:: Stated problem ::
Repeat the records exactly. Every line must match.

:: Data records ::
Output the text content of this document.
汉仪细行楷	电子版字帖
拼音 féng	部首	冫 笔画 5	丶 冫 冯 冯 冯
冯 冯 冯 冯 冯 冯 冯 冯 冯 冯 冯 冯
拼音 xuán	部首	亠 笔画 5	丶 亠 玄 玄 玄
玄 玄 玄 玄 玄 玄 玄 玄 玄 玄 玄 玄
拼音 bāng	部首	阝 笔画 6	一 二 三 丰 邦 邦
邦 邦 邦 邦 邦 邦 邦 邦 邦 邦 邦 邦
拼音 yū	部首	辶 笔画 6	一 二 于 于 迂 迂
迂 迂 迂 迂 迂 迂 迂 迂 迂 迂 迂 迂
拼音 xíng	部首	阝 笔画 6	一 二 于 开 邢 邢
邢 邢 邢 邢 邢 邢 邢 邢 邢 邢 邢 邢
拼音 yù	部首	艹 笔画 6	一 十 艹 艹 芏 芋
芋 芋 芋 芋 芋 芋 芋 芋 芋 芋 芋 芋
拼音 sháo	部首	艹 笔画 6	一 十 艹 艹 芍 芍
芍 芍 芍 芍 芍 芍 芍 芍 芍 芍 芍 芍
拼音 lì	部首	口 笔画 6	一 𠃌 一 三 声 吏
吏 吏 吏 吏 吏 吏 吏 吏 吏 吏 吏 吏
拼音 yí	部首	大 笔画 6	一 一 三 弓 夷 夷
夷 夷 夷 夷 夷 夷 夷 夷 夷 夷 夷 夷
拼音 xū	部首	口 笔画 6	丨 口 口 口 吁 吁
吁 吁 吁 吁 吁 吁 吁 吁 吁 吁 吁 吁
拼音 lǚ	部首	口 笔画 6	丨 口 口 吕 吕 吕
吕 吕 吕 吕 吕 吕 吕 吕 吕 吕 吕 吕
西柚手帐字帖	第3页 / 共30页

:: Answer to the problem ::
Output the text content of this document.
汉仪细行楷	电子版字帖
拼音 féng	部首	冫 笔画 5	丶 冫 冯 冯 冯
冯 冯 冯 冯 冯 冯 冯 冯 冯 冯 冯 冯
拼音 xuán	部首	亠 笔画 5	丶 亠 玄 玄 玄
玄 玄 玄 玄 玄 玄 玄 玄 玄 玄 玄 玄
拼音 bāng	部首	阝 笔画 6	一 二 三 丰 邦 邦
邦 邦 邦 邦 邦 邦 邦 邦 邦 邦 邦 邦
拼音 yū	部首	辶 笔画 6	一 二 于 于 迂 迂
迂 迂 迂 迂 迂 迂 迂 迂 迂 迂 迂 迂
拼音 xíng	部首	阝 笔画 6	一 二 于 开 邢 邢
邢 邢 邢 邢 邢 邢 邢 邢 邢 邢 邢 邢
拼音 yù	部首	艹 笔画 6	一 十 艹 艹 芏 芋
芋 芋 芋 芋 芋 芋 芋 芋 芋 芋 芋 芋
拼音 sháo	部首	艹 笔画 6	一 十 艹 艹 芍 芍
芍 芍 芍 芍 芍 芍 芍 芍 芍 芍 芍 芍
拼音 lì	部首	口 笔画 6	一 𠃌 一 三 声 吏
吏 吏 吏 吏 吏 吏 吏 吏 吏 吏 吏 吏
拼音 yí	部首	大 笔画 6	一 一 三 弓 夷 夷
夷 夷 夷 夷 夷 夷 夷 夷 夷 夷 夷 夷
拼音 xū	部首	口 笔画 6	丨 口 口 口 吁 吁
吁 吁 吁 吁 吁 吁 吁 吁 吁 吁 吁 吁
拼音 lǚ	部首	口 笔画 6	丨 口 口 吕 吕 吕
吕 吕 吕 吕 吕 吕 吕 吕 吕 吕 吕 吕
西柚手帐字帖	第3页 / 共30页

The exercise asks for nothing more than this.